(Stored data)
* begin *
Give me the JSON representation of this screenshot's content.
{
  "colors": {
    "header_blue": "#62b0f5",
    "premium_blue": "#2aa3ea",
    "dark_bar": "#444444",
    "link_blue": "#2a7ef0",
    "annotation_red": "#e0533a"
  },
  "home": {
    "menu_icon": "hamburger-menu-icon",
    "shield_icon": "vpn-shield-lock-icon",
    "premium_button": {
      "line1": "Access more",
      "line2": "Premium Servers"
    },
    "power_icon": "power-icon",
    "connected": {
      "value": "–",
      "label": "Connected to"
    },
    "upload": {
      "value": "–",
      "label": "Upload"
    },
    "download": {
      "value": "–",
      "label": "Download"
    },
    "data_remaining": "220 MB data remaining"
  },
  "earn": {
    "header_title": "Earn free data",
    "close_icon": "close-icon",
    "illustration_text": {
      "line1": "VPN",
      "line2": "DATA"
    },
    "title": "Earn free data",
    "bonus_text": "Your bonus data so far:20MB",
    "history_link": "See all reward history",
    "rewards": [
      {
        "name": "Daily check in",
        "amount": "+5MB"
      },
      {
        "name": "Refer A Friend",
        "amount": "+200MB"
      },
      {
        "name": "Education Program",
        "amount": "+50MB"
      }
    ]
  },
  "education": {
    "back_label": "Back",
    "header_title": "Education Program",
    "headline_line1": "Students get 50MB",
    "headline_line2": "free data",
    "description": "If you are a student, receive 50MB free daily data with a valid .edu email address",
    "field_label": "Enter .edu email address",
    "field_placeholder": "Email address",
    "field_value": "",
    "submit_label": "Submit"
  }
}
* end *
Take the entries above and transcribe them exactly.

Result for this exercise
Give me the JSON representation of this screenshot's content.
{
  "colors": {
    "header_blue": "#62b0f5",
    "premium_blue": "#2aa3ea",
    "dark_bar": "#444444",
    "link_blue": "#2a7ef0",
    "annotation_red": "#e0533a"
  },
  "home": {
    "menu_icon": "hamburger-menu-icon",
    "shield_icon": "vpn-shield-lock-icon",
    "premium_button": {
      "line1": "Access more",
      "line2": "Premium Servers"
    },
    "power_icon": "power-icon",
    "connected": {
      "value": "–",
      "label": "Connected to"
    },
    "upload": {
      "value": "–",
      "label": "Upload"
    },
    "download": {
      "value": "–",
      "label": "Download"
    },
    "data_remaining": "220 MB data remaining"
  },
  "earn": {
    "header_title": "Earn free data",
    "close_icon": "close-icon",
    "illustration_text": {
      "line1": "VPN",
      "line2": "DATA"
    },
    "title": "Earn free data",
    "bonus_text": "Your bonus data so far:20MB",
    "history_link": "See all reward history",
    "rewards": [
      {
        "name": "Daily check in",
        "amount": "+5MB"
      },
      {
        "name": "Refer A Friend",
        "amount": "+200MB"
      },
      {
        "name": "Education Program",
        "amount": "+50MB"
      }
    ]
  },
  "education": {
    "back_label": "Back",
    "header_title": "Education Program",
    "headline_line1": "Students get 50MB",
    "headline_line2": "free data",
    "description": "If you are a student, receive 50MB free daily data with a valid .edu email address",
    "field_label": "Enter .edu email address",
    "field_placeholder": "Email address",
    "field_value": "",
    "submit_label": "Submit"
  }
}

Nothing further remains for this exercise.